- _Section du document_
De l'école de la réussite par le mérite à celle de l'échec par l'indifférence

Tant pis, je sais que je risque « l’excommunication » comme chaque fois que l’on s’attaque aux idées reçues et plus encore quand on tente d’écrire sur celles et ceux qui sont réputés être vos « amis » mais je me lance. C’est en effet le plus dur ! J’ai durement payé (une exclusion et 2 passages devant la commission des conflits en 82 et en 86 !) pour avoir essayé d’être « atypique » dans un monde socialiste normalisé. Je m’en suis remis, mais là, si je me mets à parler de certains enseignants, je risque gros… même si, à mon âge, mon avenir social est aussi limité que mon « ambition personnelle » : nul ! J’y vais !
L’école irait mal en France… et chacun y va de son constat, de ses statistiques, de ses classements, de ses interprétations sur des évolutions détachées de leur contexte. Ils n’ont en effet aucun sens si on ne replace pas le système scolaire dans le contexte social présent, et qu’on le compare avec celui de la fin du XXème siècle. Durant un siècle, après que Jules Ferry ait lancé l’instruction publique, rien ne venait interférer dans la sphère des apprentissages du savoir. Sauf a appartenir à la classe intellectuellement la plus évoluée, pas une seule des facettes de la construction personnelle n’échappait à l’école. Il était alors très facile pour un instituteur d’apparaître comme un « maître » et d’imposer son magistère à une classe pas plus douée intellectuellement que celle qui existe actuellement. Sans passage à la communale, pas d’avenir meilleur matériellement… et surtout pas d’entrée réelle dans ce monde où lecture, écriture, calcul, sciences, histoire, géographie permettaient d’exister vis à vis des autres. Ainsi, dans les années 30, seulement un peu moins de la moitié d’une classe d’âge obtenait le certificat d’études primaires ; et le taux de réussite au baccalauréat (par rapport au nombre de candidats présentés) a connu une remarquable stabilité depuis le début du siècle, de l’ordre de 60 %. Le nombre de candidats était cependant sans commune mesure avec la réalité actuelle. Forcément, comparer des taux ne rime absolument à rien !

- _Section des données_
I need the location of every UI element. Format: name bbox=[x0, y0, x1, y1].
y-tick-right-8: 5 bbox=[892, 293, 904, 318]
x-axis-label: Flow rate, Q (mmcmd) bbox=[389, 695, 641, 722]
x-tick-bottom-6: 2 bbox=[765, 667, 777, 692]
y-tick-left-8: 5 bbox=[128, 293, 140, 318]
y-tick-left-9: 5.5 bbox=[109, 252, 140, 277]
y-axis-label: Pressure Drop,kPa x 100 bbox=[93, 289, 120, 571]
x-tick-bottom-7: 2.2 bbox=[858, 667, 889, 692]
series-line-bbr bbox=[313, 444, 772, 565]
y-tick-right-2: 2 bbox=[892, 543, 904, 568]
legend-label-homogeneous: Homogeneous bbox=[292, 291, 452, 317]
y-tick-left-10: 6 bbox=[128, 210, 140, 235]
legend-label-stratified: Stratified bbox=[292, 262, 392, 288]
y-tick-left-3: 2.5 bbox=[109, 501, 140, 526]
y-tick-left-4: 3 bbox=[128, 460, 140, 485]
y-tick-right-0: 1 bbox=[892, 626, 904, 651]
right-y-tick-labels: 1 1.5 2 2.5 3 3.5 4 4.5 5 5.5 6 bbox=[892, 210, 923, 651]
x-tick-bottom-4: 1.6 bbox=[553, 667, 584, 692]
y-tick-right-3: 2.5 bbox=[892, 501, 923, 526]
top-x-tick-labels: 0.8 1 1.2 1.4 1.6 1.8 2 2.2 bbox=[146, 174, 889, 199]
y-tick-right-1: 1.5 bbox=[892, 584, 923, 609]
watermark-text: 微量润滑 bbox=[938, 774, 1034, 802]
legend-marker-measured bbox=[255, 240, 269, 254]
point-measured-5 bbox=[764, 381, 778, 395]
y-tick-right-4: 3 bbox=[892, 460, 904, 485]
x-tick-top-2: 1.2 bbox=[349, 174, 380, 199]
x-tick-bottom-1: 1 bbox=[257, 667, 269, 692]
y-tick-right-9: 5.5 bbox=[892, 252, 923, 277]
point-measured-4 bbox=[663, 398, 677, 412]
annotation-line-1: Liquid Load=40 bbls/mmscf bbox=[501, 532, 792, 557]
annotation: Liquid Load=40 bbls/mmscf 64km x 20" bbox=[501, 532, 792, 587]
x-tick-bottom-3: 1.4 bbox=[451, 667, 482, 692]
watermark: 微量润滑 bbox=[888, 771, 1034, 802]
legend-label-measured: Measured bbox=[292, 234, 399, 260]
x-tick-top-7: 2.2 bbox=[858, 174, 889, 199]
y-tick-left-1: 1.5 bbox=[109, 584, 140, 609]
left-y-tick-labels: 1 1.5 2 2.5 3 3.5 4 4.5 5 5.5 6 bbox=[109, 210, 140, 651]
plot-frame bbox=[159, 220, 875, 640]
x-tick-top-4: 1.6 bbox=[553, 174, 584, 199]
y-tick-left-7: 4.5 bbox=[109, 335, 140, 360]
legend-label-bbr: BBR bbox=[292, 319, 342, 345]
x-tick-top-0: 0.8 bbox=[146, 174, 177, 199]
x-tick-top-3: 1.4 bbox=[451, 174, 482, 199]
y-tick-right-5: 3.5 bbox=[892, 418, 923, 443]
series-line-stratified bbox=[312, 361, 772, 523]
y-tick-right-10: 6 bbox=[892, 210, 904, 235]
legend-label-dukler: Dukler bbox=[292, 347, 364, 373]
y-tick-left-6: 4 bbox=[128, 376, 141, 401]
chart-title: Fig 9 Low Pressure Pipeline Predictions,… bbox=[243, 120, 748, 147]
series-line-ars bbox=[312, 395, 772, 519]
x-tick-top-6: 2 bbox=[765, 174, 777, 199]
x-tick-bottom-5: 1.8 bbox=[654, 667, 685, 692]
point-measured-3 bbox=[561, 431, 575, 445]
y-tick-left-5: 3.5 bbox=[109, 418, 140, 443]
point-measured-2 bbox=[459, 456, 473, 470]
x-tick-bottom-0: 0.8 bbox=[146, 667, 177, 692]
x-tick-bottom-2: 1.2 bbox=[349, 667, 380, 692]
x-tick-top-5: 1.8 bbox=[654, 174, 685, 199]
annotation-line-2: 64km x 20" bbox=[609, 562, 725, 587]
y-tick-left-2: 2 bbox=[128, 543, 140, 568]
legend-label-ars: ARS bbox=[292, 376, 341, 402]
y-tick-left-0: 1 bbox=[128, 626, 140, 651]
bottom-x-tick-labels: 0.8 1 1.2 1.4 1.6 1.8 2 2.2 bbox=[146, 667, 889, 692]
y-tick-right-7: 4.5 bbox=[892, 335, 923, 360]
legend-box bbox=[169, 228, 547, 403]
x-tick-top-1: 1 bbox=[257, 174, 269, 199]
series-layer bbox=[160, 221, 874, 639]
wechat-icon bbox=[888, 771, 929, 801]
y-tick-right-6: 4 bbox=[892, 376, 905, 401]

- _Tâche 1_
Résumez en deux phrases le texte consacré à l'école en France.
- _Tâche 2_
Présentez sous forme de liste le paragraphe du texte sur l'école qui commence par « L'école irait mal en France », en conservant ses faits essentiels.
- _Tâche 3_
Poursuivez le texte sur l'école à partir de sa dernière phrase.

- _Réponse rédigée 1_
Le texte s'ouvre sur la crainte d'une « excommunication » pour qui s'attaque aux idées reçues sur certains enseignants, puis soutient que les constats et statistiques sur l'école n'ont aucun sens si on ne les replace pas dans le contexte social présent, comparé à celui de la fin du XXe siècle. Pendant un siècle après Jules Ferry, rien n'interférait dans les apprentissages scolaires et l'instituteur imposait aisément son magistère, si bien que comparer les taux de réussite d'alors, comme celui du baccalauréat stable autour de 60 %, à ceux d'aujourd'hui ne rime à rien, le nombre de candidats étant sans commune mesure.

- _Réponse rédigée 2_
- Chacun avance ses constats, statistiques, classements et interprétations sur des évolutions de l'école détachées de leur contexte.
- Ces évolutions n'ont de sens que replacées dans le contexte social présent et comparées à celui de la fin du XXe siècle.
- Durant un siècle après le lancement de l'instruction publique par Jules Ferry, rien n'interférait dans les apprentissages du savoir. Hors de la classe intellectuellement la plus évoluée, aucune facette de la construction personnelle n'échappait à l'école.
- L'instituteur pouvait facilement apparaître comme un « maître » devant une classe pas plus douée que celles d'aujourd'hui.
- Sans passage à la communale, il n'y avait ni avenir matériel meilleur ni entrée réelle dans le monde de la lecture, de l'écriture, du calcul, des sciences, de l'histoire et de la géographie.
- Dans les années 30, un peu moins de la moitié d'une classe d'âge obtenait le certificat d'études primaires.
- Depuis le début du siècle, le taux de réussite au baccalauréat est resté stable, de l'ordre de 60 %.
- Le nombre de candidats étant sans commune mesure avec la réalité actuelle, comparer ces taux ne rime à rien.

- _Réponse rédigée 3_
Les taux de réussite des années d’avant la guerre mondiale – et donc les taux d’échec – étaient considérés comme « normaux ». La réussite distinguait le mérite et donc il fallait qu’il y ait des échecs pour justifier la qualité de la performance de ceux qui avaient passé l’obstacle. L’égalité républicaine n’était pas encore l’égalité des chances individuelles, mais l’égalité des citoyens face aux institutions de la République. Ce n’est plus la mission de l’école qui se trouve minimisée et minoritaire au cœur de processus très inégalitaires d’apprentissages.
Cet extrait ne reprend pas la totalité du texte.